Find each line with "touch" and copy it.

RECORDS TO PROCESS |
"""

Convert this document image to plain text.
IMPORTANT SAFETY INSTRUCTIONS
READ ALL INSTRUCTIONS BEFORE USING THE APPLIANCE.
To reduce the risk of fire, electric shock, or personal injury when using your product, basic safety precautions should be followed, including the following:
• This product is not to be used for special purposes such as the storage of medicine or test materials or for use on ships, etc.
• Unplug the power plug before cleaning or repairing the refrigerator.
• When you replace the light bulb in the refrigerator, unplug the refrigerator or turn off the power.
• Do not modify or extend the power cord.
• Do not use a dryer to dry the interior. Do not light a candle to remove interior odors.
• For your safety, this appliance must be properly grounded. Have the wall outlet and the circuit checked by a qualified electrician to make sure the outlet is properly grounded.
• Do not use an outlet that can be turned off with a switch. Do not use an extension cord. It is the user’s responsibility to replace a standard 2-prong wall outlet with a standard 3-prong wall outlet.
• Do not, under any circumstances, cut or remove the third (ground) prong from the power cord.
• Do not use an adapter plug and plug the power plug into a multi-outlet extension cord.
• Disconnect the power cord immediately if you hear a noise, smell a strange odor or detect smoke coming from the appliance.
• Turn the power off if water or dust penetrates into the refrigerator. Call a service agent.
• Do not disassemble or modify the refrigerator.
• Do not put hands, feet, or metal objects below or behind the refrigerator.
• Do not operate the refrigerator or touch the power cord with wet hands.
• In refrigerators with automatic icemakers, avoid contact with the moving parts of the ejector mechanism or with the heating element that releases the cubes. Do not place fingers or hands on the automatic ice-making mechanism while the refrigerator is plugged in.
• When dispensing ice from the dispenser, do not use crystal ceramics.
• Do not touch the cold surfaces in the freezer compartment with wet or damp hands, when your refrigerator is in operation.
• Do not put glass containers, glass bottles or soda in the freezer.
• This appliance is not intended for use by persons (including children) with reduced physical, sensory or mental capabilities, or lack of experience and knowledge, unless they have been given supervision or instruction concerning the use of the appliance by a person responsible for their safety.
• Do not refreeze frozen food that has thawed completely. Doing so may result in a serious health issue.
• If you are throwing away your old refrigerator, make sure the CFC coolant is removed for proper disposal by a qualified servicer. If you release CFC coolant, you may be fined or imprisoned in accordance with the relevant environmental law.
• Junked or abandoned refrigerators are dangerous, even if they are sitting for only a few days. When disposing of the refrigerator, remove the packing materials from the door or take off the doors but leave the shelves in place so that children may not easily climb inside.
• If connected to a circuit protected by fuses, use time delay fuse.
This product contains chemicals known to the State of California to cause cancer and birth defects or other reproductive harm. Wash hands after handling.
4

"""

SOLUTION FOR THIS PROBLEM |
• Do not operate the refrigerator or touch the power cord with wet hands.
• Do not touch the cold surfaces in the freezer compartment with wet or damp hands, when your refrigerator is in operation.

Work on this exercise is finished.